* Task brief
Of all the lines in the material, how many include the word "bottom"? Give only the number.

[Figure contents as structured data]
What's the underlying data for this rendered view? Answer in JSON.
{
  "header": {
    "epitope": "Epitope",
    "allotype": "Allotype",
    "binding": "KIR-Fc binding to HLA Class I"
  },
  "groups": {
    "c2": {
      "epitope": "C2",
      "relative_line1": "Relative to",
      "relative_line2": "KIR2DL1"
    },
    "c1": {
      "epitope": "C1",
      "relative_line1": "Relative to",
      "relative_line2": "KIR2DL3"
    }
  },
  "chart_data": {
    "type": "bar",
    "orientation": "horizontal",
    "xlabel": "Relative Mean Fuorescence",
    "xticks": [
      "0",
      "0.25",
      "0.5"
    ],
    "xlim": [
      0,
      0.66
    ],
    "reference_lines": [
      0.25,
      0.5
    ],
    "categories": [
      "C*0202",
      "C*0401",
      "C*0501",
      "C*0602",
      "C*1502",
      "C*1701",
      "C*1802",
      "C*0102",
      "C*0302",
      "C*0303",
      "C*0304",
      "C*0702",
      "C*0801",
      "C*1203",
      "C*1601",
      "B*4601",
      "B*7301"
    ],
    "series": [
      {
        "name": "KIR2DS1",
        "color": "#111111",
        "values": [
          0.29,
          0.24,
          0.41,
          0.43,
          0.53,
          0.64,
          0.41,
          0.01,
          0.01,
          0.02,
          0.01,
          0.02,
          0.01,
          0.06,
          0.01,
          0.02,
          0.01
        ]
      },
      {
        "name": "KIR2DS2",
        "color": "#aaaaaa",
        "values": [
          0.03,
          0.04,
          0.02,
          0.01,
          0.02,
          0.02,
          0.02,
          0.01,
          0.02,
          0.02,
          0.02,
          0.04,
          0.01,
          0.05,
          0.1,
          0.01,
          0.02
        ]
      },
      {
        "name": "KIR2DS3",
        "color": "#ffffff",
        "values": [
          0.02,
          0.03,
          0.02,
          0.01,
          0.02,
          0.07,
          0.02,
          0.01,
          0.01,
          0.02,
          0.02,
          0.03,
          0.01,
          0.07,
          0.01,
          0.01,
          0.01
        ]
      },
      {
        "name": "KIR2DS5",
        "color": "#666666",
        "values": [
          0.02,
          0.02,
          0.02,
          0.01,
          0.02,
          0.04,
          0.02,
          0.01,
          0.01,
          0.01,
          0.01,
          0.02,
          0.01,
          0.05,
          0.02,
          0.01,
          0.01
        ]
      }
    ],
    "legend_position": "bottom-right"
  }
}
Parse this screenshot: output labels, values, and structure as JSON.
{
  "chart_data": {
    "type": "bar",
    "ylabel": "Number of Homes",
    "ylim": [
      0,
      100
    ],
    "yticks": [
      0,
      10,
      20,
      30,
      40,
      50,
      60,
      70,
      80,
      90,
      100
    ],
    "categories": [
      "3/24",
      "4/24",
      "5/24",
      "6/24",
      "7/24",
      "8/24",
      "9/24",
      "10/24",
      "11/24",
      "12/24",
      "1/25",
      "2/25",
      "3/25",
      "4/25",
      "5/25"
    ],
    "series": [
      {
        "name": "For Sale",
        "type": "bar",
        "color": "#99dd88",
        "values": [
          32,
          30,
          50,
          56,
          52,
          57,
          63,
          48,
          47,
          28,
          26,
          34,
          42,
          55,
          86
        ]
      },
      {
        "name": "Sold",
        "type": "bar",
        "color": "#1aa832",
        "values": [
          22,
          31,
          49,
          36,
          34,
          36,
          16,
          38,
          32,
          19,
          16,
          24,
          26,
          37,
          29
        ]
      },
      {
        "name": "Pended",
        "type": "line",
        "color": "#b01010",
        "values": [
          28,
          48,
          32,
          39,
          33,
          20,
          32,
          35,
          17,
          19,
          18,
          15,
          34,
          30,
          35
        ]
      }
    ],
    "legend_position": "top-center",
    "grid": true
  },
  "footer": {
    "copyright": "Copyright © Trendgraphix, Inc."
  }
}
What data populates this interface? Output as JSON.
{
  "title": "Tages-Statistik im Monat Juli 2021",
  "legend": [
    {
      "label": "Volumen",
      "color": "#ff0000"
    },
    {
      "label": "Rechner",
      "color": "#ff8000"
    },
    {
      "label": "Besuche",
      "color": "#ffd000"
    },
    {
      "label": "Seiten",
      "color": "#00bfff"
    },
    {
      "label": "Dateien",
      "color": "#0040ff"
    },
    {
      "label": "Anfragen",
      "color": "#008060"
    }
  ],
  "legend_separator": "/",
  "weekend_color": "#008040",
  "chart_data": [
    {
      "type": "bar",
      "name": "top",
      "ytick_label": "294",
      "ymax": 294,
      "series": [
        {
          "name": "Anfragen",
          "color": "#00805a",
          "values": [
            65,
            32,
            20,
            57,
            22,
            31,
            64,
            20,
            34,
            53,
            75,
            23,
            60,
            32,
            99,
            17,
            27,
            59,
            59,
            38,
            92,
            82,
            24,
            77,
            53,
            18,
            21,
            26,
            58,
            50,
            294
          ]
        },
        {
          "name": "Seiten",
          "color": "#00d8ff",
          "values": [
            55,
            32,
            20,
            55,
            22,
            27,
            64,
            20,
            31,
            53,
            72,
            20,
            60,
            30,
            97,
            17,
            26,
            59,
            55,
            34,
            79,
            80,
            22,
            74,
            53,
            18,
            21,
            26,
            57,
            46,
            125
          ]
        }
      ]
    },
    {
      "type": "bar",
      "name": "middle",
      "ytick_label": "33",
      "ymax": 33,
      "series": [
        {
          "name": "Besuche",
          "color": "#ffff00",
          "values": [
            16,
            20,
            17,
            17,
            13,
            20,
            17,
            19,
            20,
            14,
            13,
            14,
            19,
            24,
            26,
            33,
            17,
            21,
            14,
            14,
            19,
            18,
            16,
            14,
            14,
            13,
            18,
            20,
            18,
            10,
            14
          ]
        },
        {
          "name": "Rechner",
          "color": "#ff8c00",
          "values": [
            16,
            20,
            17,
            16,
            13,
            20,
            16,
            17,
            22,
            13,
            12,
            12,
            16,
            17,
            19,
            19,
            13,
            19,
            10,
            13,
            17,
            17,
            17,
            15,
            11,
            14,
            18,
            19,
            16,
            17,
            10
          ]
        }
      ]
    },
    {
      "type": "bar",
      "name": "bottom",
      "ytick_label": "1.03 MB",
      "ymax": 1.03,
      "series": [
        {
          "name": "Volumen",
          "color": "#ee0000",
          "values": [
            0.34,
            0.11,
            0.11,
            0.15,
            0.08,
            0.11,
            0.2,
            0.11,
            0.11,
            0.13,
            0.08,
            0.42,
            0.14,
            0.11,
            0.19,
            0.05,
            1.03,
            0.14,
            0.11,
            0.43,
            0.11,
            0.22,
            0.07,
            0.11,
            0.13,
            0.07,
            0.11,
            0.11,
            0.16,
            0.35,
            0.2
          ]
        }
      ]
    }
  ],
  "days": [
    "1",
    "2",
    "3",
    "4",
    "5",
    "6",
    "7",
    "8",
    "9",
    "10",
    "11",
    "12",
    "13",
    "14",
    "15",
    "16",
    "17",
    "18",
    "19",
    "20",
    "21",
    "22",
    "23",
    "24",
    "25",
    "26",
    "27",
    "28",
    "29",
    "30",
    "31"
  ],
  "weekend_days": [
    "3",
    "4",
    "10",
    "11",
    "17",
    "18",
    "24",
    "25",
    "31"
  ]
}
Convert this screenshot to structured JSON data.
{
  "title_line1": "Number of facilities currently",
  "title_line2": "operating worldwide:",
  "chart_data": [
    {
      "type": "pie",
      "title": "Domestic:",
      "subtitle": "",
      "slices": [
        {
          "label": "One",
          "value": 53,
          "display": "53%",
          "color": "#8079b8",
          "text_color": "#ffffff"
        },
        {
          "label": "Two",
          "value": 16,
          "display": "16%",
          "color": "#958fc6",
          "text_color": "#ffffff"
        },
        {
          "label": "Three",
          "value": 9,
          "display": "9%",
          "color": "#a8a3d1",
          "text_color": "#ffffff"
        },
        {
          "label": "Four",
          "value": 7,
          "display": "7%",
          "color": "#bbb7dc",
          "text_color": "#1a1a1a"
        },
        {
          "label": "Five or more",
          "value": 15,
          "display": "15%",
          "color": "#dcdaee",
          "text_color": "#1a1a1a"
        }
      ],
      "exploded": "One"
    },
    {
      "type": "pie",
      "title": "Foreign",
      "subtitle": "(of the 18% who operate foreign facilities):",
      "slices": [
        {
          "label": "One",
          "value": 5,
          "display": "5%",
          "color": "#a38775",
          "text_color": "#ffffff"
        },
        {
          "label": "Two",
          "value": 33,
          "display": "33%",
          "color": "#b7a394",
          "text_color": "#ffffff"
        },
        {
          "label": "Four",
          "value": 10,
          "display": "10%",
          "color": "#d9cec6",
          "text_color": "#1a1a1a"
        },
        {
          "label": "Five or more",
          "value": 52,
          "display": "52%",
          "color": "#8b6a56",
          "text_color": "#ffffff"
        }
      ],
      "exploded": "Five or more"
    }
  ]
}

* The completed task
2